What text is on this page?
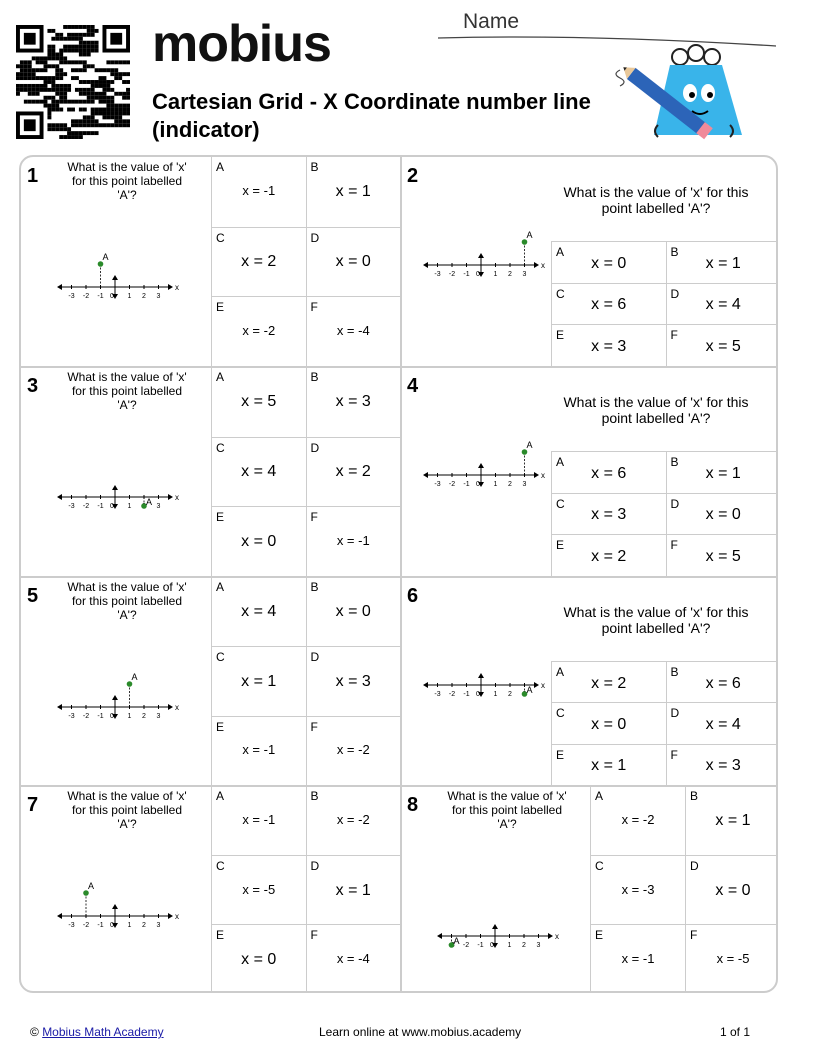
mobius
Cartesian Grid - X Coordinate number line (indicator)
Name
1	What is the value of 'x' for this point labelled 'A'?
-3 -2 -1 0 1 2 3
x
A
A
x = -1
B
x = 1
C
x = 2
D
x = 0
E
x = -2
F
x = -4
2
What is the value of 'x' for this point labelled 'A'?
-3 -2 -1 0 1 2 3
x
A
A
x = 0
B
x = 1
C
x = 6
D
x = 4
E
x = 3
F
x = 5
3	What is the value of 'x' for this point labelled 'A'?
-3 -2 -1 0 1	3
x
A
A
x = 5
B
x = 3
C
x = 4
D
x = 2
E
x = 0
F
x = -1
4
What is the value of 'x' for this point labelled 'A'?
-3 -2 -1 0 1 2 3
x
A
A
x = 6
B
x = 1
C
x = 3
D
x = 0
E
x = 2
F
x = 5
5	What is the value of 'x' for this point labelled 'A'?
-3 -2 -1 0 1 2 3
x
A
A
x = 4
B
x = 0
C
x = 1
D
x = 3
E
x = -1
F
x = -2
6
What is the value of 'x' for this point labelled 'A'?
-3 -2 -1 0 1 2
x
A
A
x = 2
B
x = 6
C
x = 0
D
x = 4
E
x = 1
F
x = 3
7	What is the value of 'x' for this point labelled 'A'?
-3 -2 -1 0 1 2 3
x
A
A
x = -1
B
x = -2
C
x = -5
D
x = 1
E
x = 0
F
x = -4
8	What is the value of 'x' for this point labelled 'A'?
-2 -1 0 1 2 3
x
A
A
x = -2
B
x = 1
C
x = -3
D
x = 0
E
x = -1
F
x = -5
© Mobius Math Academy	Learn online at www.mobius.academy	1 of 1
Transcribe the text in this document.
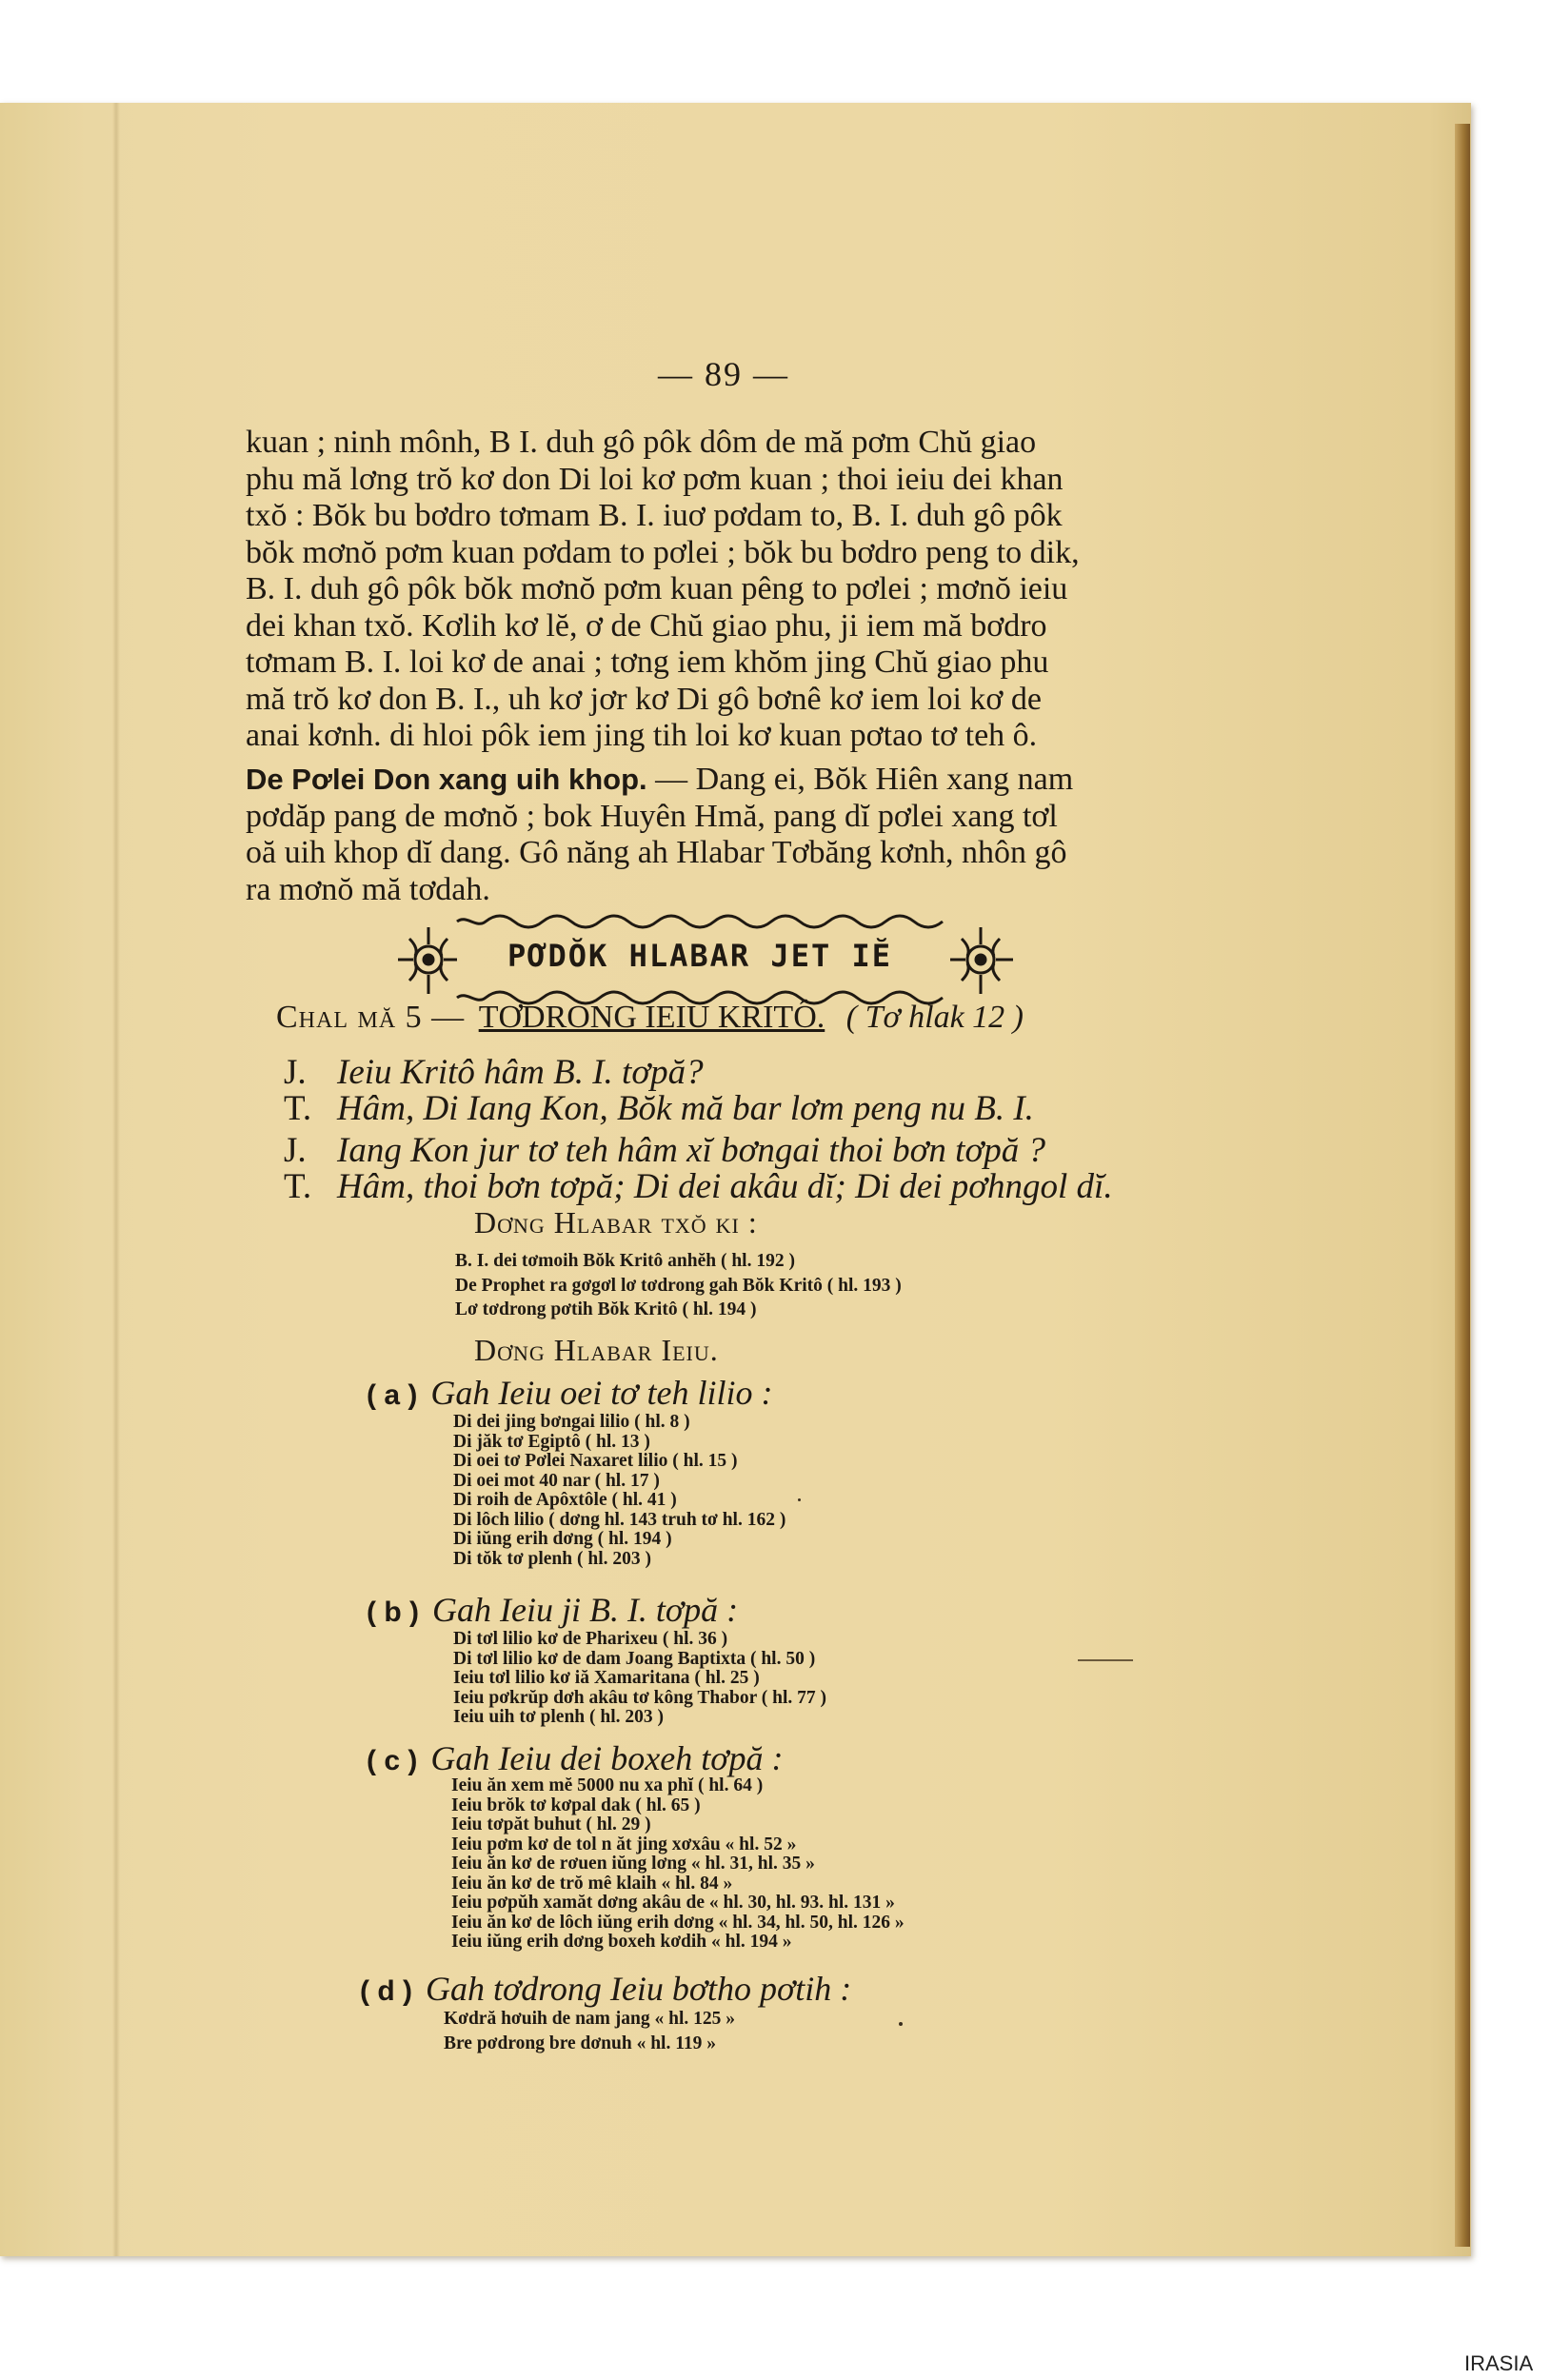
— 89 —
kuan ; ninh mônh, B I. duh gô pôk dôm de mă pơm Chŭ giao
phu mă lơng trŏ kơ don Di loi kơ pơm kuan ; thoi ieiu dei khan
txŏ : Bŏk bu bơdro tơmam B. I. iuơ pơdam to, B. I. duh gô pôk
bŏk mơnŏ pơm kuan pơdam to pơlei ; bŏk bu bơdro peng to dik,
B. I. duh gô pôk bŏk mơnŏ pơm kuan pêng to pơlei ; mơnŏ ieiu
dei khan txŏ. Kơlih kơ lĕ, ơ de Chŭ giao phu, ji iem mă bơdro
tơmam B. I. loi kơ de anai ; tơng iem khŏm jing Chŭ giao phu
mă trŏ kơ don B. I., uh kơ jơr kơ Di gô bơnê kơ iem loi kơ de
anai kơnh. di hloi pôk iem jing tih loi kơ kuan pơtao tơ teh ô.
De Pơlei Don xang uih khop. — Dang ei, Bŏk Hiên xang nam
pơdăp pang de mơnŏ ; bok Huyên Hmă, pang dĭ pơlei xang tơl
oă uih khop dĭ dang. Gô năng ah Hlabar Tơbăng kơnh, nhôn gô
ra mơnŏ mă tơdah.
PƠDŎK HLABAR JET IĔ
Chal mă 5 — TƠDRONG IEIU KRITÔ. ( Tơ hlak 12 )
J. Ieiu Kritô hâm B. I. tơpă?
T. Hâm, Di Iang Kon, Bŏk mă bar lơm peng nu B. I.
J. Iang Kon jur tơ teh hâm xĭ bơngai thoi bơn tơpă ?
T. Hâm, thoi bơn tơpă; Di dei akâu dĭ; Di dei pơhngol dĭ.
Dơng Hlabar txŏ ki :
B. I. dei tơmoih Bŏk Kritô anhĕh ( hl. 192 )
De Prophet ra gơgơl lơ tơdrong gah Bŏk Kritô ( hl. 193 )
Lơ tơdrong pơtih Bŏk Kritô ( hl. 194 )
Dơng Hlabar Ieiu.
( a ) Gah Ieiu oei tơ teh lilio :
Di dei jing bơngai lilio ( hl. 8 )
Di jăk tơ Egiptô ( hl. 13 )
Di oei tơ Pơlei Naxaret lilio ( hl. 15 )
Di oei mot 40 nar ( hl. 17 )
Di roih de Apôxtôle ( hl. 41 )
Di lôch lilio ( dơng hl. 143 truh tơ hl. 162 )
Di iŭng erih dơng ( hl. 194 )
Di tŏk tơ plenh ( hl. 203 )
( b ) Gah Ieiu ji B. I. tơpă :
Di tơl lilio kơ de Pharixeu ( hl. 36 )
Di tơl lilio kơ de dam Joang Baptixta ( hl. 50 )
Ieiu tơl lilio kơ iă Xamaritana ( hl. 25 )
Ieiu pơkrŭp dơh akâu tơ kông Thabor ( hl. 77 )
Ieiu uih tơ plenh ( hl. 203 )
( c ) Gah Ieiu dei boxeh tơpă :
Ieiu ăn xem mĕ 5000 nu xa phĭ ( hl. 64 )
Ieiu brŏk tơ kơpal dak ( hl. 65 )
Ieiu tơpăt buhut ( hl. 29 )
Ieiu pơm kơ de tol n ăt jing xơxâu « hl. 52 »
Ieiu ăn kơ de rơuen iŭng lơng « hl. 31, hl. 35 »
Ieiu ăn kơ de trŏ mê klaih « hl. 84 »
Ieiu pơpŭh xamăt dơng akâu de « hl. 30, hl. 93. hl. 131 »
Ieiu ăn kơ de lôch iŭng erih dơng « hl. 34, hl. 50, hl. 126 »
Ieiu iŭng erih dơng boxeh kơdih « hl. 194 »
( d ) Gah tơdrong Ieiu bơtho pơtih :
Kơdră hơuih de nam jang « hl. 125 »
Bre pơdrong bre dơnuh « hl. 119 »
IRASIA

→ **What the exercise asks**: Write out the full set of lines verbatim, without the pictures.

→ **Task solution**:
What text is on this page?
mobius
Cartesian Grid - X Coordinate number line (indicator)
Name
1	What is the value of 'x' for this point labelled 'A'?
-3 -2 -1 0 1 2 3
x
A
A
x = -1
B
x = 1
C
x = 2
D
x = 0
E
x = -2
F
x = -4
2
What is the value of 'x' for this point labelled 'A'?
-3 -2 -1 0 1 2 3
x
A
A
x = 0
B
x = 1
C
x = 6
D
x = 4
E
x = 3
F
x = 5
3	What is the value of 'x' for this point labelled 'A'?
-3 -2 -1 0 1	3
x
A
A
x = 5
B
x = 3
C
x = 4
D
x = 2
E
x = 0
F
x = -1
4
What is the value of 'x' for this point labelled 'A'?
-3 -2 -1 0 1 2 3
x
A
A
x = 6
B
x = 1
C
x = 3
D
x = 0
E
x = 2
F
x = 5
5	What is the value of 'x' for this point labelled 'A'?
-3 -2 -1 0 1 2 3
x
A
A
x = 4
B
x = 0
C
x = 1
D
x = 3
E
x = -1
F
x = -2
6
What is the value of 'x' for this point labelled 'A'?
-3 -2 -1 0 1 2
x
A
A
x = 2
B
x = 6
C
x = 0
D
x = 4
E
x = 1
F
x = 3
7	What is the value of 'x' for this point labelled 'A'?
-3 -2 -1 0 1 2 3
x
A
A
x = -1
B
x = -2
C
x = -5
D
x = 1
E
x = 0
F
x = -4
8	What is the value of 'x' for this point labelled 'A'?
-2 -1 0 1 2 3
x
A
A
x = -2
B
x = 1
C
x = -3
D
x = 0
E
x = -1
F
x = -5
© Mobius Math Academy	Learn online at www.mobius.academy	1 of 1
Transcribe the text in this document.
— 89 —
kuan ; ninh mônh, B I. duh gô pôk dôm de mă pơm Chŭ giao
phu mă lơng trŏ kơ don Di loi kơ pơm kuan ; thoi ieiu dei khan
txŏ : Bŏk bu bơdro tơmam B. I. iuơ pơdam to, B. I. duh gô pôk
bŏk mơnŏ pơm kuan pơdam to pơlei ; bŏk bu bơdro peng to dik,
B. I. duh gô pôk bŏk mơnŏ pơm kuan pêng to pơlei ; mơnŏ ieiu
dei khan txŏ. Kơlih kơ lĕ, ơ de Chŭ giao phu, ji iem mă bơdro
tơmam B. I. loi kơ de anai ; tơng iem khŏm jing Chŭ giao phu
mă trŏ kơ don B. I., uh kơ jơr kơ Di gô bơnê kơ iem loi kơ de
anai kơnh. di hloi pôk iem jing tih loi kơ kuan pơtao tơ teh ô.
De Pơlei Don xang uih khop. — Dang ei, Bŏk Hiên xang nam
pơdăp pang de mơnŏ ; bok Huyên Hmă, pang dĭ pơlei xang tơl
oă uih khop dĭ dang. Gô năng ah Hlabar Tơbăng kơnh, nhôn gô
ra mơnŏ mă tơdah.
PƠDŎK HLABAR JET IĔ
Chal mă 5 — TƠDRONG IEIU KRITÔ. ( Tơ hlak 12 )
J. Ieiu Kritô hâm B. I. tơpă?
T. Hâm, Di Iang Kon, Bŏk mă bar lơm peng nu B. I.
J. Iang Kon jur tơ teh hâm xĭ bơngai thoi bơn tơpă ?
T. Hâm, thoi bơn tơpă; Di dei akâu dĭ; Di dei pơhngol dĭ.
Dơng Hlabar txŏ ki :
B. I. dei tơmoih Bŏk Kritô anhĕh ( hl. 192 )
De Prophet ra gơgơl lơ tơdrong gah Bŏk Kritô ( hl. 193 )
Lơ tơdrong pơtih Bŏk Kritô ( hl. 194 )
Dơng Hlabar Ieiu.
( a ) Gah Ieiu oei tơ teh lilio :
Di dei jing bơngai lilio ( hl. 8 )
Di jăk tơ Egiptô ( hl. 13 )
Di oei tơ Pơlei Naxaret lilio ( hl. 15 )
Di oei mot 40 nar ( hl. 17 )
Di roih de Apôxtôle ( hl. 41 )
Di lôch lilio ( dơng hl. 143 truh tơ hl. 162 )
Di iŭng erih dơng ( hl. 194 )
Di tŏk tơ plenh ( hl. 203 )
( b ) Gah Ieiu ji B. I. tơpă :
Di tơl lilio kơ de Pharixeu ( hl. 36 )
Di tơl lilio kơ de dam Joang Baptixta ( hl. 50 )
Ieiu tơl lilio kơ iă Xamaritana ( hl. 25 )
Ieiu pơkrŭp dơh akâu tơ kông Thabor ( hl. 77 )
Ieiu uih tơ plenh ( hl. 203 )
( c ) Gah Ieiu dei boxeh tơpă :
Ieiu ăn xem mĕ 5000 nu xa phĭ ( hl. 64 )
Ieiu brŏk tơ kơpal dak ( hl. 65 )
Ieiu tơpăt buhut ( hl. 29 )
Ieiu pơm kơ de tol n ăt jing xơxâu « hl. 52 »
Ieiu ăn kơ de rơuen iŭng lơng « hl. 31, hl. 35 »
Ieiu ăn kơ de trŏ mê klaih « hl. 84 »
Ieiu pơpŭh xamăt dơng akâu de « hl. 30, hl. 93. hl. 131 »
Ieiu ăn kơ de lôch iŭng erih dơng « hl. 34, hl. 50, hl. 126 »
Ieiu iŭng erih dơng boxeh kơdih « hl. 194 »
( d ) Gah tơdrong Ieiu bơtho pơtih :
Kơdră hơuih de nam jang « hl. 125 »
Bre pơdrong bre dơnuh « hl. 119 »
IRASIA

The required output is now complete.